Go through the records and copy each line where the word "Project" occurs.

━━━━━ DATASET EXTRACT ━━━━━

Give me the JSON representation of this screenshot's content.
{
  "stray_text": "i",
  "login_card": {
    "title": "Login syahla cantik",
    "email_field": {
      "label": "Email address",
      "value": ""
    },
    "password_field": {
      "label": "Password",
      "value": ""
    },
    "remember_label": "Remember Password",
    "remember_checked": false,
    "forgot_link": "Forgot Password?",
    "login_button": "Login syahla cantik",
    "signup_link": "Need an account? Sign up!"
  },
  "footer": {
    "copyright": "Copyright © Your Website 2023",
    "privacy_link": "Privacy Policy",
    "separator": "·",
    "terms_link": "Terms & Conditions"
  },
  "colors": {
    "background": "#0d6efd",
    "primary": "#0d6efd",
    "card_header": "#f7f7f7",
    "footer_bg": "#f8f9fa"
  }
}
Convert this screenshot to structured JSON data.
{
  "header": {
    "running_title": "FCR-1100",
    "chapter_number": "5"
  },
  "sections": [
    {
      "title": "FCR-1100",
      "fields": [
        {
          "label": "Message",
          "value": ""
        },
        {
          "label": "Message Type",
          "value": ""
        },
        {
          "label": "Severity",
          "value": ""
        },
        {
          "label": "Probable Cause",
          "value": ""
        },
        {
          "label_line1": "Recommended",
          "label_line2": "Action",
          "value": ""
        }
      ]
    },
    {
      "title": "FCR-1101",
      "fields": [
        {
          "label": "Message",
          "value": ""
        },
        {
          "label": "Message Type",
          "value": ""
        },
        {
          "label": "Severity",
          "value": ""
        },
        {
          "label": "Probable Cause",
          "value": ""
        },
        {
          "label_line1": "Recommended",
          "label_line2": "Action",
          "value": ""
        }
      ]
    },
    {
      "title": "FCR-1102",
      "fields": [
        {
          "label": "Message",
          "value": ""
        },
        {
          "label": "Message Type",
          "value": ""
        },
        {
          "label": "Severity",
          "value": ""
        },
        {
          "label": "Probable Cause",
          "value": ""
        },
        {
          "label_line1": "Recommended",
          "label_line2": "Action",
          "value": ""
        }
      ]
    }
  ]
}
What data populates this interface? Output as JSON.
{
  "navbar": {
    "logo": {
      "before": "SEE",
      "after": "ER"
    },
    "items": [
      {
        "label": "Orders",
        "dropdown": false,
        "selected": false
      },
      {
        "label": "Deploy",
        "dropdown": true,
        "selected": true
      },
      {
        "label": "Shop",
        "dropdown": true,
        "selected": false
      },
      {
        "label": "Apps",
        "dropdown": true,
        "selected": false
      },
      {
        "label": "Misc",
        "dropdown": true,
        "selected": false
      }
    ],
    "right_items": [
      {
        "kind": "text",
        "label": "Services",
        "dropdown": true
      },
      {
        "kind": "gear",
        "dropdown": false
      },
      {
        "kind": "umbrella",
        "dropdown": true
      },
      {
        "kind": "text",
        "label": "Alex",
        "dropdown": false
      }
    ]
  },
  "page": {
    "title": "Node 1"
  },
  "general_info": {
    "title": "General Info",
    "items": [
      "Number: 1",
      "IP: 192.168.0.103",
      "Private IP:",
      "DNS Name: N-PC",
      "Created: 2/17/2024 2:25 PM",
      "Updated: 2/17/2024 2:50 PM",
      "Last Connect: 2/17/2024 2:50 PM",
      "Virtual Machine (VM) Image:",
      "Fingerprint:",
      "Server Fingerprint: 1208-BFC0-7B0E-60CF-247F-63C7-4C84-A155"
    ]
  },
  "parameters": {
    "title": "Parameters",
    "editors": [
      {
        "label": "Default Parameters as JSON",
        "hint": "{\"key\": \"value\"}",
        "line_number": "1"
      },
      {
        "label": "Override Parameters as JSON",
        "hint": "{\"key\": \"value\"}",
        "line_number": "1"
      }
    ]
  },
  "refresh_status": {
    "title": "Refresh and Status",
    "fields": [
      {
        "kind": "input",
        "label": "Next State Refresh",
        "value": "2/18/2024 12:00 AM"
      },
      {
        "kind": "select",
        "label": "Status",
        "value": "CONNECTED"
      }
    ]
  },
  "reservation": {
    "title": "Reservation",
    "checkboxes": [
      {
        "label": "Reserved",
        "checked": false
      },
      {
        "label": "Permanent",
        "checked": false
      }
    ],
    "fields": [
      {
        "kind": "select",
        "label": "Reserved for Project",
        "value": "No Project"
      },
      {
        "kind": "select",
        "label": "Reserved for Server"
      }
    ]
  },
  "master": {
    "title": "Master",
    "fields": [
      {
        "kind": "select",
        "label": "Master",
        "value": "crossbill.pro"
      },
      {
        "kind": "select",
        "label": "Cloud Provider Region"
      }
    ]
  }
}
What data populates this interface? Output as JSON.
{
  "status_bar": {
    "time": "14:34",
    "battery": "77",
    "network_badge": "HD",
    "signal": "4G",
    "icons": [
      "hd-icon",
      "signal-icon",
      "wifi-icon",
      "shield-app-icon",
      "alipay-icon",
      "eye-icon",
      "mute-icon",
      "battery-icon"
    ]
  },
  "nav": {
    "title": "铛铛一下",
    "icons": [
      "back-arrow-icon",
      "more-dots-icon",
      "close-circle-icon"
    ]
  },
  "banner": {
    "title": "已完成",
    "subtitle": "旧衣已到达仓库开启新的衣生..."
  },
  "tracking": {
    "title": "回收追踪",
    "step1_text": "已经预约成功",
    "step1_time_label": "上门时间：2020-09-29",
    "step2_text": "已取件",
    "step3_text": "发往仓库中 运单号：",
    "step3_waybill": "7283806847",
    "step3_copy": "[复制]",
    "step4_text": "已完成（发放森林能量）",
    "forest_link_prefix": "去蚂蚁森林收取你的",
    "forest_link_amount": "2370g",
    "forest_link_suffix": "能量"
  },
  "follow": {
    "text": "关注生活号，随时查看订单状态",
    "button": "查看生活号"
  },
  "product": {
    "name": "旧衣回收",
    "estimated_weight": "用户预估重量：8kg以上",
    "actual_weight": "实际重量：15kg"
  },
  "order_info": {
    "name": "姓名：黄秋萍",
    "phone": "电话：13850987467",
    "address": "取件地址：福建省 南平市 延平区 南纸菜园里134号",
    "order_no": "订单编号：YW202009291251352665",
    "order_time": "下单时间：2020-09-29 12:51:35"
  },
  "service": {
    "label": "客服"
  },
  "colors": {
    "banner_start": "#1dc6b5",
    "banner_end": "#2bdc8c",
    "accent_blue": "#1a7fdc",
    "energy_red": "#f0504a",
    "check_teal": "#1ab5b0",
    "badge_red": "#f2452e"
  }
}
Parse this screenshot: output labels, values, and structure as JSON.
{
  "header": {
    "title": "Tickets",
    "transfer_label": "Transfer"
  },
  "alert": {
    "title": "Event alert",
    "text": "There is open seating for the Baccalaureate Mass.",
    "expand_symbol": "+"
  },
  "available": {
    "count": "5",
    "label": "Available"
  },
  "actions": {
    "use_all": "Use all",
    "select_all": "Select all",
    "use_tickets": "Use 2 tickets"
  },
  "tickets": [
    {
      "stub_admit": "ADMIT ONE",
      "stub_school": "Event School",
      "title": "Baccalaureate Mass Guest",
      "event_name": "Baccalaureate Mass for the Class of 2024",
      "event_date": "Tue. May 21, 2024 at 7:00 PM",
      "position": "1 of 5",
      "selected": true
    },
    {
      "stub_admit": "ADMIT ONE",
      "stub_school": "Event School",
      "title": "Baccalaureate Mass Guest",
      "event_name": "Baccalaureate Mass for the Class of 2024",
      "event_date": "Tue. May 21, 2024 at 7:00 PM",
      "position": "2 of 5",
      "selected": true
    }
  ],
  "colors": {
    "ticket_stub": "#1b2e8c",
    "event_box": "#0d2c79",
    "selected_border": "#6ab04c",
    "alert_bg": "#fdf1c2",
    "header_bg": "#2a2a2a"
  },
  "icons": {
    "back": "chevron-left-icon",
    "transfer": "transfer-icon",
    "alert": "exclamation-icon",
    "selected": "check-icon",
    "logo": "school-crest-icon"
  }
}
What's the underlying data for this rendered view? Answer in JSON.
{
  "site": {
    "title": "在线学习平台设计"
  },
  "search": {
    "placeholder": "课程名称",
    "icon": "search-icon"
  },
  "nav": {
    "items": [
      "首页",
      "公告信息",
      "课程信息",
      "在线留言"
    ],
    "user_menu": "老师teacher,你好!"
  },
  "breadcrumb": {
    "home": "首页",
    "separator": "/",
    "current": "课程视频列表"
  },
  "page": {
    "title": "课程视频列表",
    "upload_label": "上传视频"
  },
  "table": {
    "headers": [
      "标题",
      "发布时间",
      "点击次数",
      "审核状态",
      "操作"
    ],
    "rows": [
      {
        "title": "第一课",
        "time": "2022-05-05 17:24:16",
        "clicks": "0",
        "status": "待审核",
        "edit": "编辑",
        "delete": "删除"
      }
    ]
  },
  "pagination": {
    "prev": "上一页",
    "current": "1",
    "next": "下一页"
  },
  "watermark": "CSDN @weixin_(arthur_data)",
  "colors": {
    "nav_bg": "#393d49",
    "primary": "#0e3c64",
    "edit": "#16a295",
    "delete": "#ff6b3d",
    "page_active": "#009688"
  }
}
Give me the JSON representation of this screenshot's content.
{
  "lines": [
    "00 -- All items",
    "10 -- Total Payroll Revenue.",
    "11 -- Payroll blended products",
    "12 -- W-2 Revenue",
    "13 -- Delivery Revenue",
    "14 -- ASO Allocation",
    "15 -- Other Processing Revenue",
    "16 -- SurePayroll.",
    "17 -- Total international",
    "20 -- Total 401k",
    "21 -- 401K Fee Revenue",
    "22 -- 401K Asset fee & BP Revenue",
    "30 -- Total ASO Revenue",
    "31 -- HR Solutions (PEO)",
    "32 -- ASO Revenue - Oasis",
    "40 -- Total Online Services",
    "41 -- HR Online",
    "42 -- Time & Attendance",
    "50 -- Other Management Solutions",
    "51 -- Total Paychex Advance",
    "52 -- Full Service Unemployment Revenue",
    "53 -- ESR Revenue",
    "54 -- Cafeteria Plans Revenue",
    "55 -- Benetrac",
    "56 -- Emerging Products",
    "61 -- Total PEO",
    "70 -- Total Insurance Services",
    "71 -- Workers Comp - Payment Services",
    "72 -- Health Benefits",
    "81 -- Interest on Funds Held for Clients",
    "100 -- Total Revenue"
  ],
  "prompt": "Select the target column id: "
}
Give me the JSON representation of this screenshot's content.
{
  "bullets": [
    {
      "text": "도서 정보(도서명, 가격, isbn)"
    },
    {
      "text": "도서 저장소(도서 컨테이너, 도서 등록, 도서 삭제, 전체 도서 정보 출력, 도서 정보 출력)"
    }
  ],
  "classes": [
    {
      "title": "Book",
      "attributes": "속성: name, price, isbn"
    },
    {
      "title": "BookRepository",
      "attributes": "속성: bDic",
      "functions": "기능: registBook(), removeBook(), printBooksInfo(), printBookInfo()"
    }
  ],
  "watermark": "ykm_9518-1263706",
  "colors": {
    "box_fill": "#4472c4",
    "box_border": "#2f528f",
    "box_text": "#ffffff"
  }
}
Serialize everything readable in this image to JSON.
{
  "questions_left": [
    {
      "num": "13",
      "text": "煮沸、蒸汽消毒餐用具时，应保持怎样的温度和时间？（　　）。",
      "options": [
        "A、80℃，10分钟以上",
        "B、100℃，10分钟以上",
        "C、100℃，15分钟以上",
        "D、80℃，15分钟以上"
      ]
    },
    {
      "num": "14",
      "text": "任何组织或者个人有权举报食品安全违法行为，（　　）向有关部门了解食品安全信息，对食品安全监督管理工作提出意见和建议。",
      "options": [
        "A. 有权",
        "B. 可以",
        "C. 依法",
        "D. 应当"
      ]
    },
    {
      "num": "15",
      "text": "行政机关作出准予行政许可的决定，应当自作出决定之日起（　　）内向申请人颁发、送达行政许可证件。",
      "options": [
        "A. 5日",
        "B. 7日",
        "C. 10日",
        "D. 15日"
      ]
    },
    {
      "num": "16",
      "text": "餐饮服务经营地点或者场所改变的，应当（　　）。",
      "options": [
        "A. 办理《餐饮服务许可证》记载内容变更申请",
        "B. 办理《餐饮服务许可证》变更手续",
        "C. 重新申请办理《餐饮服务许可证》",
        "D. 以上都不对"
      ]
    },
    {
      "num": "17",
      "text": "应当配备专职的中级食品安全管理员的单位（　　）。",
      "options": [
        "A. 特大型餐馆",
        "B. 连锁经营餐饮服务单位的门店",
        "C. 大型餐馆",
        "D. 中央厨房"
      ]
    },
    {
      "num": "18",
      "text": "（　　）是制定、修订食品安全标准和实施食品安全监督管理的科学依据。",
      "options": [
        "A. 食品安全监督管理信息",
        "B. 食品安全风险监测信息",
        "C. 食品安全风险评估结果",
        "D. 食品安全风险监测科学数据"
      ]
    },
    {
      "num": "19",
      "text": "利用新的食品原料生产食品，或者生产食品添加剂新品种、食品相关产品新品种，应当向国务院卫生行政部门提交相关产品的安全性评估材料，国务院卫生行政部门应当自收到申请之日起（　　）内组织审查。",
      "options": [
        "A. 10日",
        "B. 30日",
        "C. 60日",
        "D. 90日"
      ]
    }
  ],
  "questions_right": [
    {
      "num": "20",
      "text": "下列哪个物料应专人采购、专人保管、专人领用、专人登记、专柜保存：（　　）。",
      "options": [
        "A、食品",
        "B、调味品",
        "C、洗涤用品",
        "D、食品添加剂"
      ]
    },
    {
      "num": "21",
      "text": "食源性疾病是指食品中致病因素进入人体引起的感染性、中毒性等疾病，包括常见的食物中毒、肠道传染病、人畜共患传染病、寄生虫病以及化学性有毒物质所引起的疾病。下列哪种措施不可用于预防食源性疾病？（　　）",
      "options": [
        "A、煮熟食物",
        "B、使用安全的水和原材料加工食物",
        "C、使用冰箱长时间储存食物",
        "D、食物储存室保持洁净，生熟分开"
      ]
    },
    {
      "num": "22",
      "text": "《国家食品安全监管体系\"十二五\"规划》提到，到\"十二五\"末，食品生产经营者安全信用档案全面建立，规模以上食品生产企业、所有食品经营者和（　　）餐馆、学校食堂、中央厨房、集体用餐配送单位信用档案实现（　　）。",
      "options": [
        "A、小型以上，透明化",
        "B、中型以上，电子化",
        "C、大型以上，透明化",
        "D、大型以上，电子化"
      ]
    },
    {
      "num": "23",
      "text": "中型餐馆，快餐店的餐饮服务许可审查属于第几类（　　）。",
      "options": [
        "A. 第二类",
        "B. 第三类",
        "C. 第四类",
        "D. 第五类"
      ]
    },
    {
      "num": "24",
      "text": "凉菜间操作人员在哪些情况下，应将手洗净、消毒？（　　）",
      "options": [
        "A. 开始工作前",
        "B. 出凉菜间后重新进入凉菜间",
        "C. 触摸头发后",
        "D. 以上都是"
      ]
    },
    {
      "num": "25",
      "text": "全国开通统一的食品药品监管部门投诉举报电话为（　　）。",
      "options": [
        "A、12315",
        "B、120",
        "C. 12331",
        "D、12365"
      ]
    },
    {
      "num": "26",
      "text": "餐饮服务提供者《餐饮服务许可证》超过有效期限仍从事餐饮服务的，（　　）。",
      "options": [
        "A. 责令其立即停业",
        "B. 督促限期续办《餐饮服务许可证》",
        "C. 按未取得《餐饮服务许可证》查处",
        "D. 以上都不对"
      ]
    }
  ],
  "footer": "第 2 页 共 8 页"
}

━━━━━

CORRECT RESPONSE
        "label": "Reserved for Project",
        "value": "No Project"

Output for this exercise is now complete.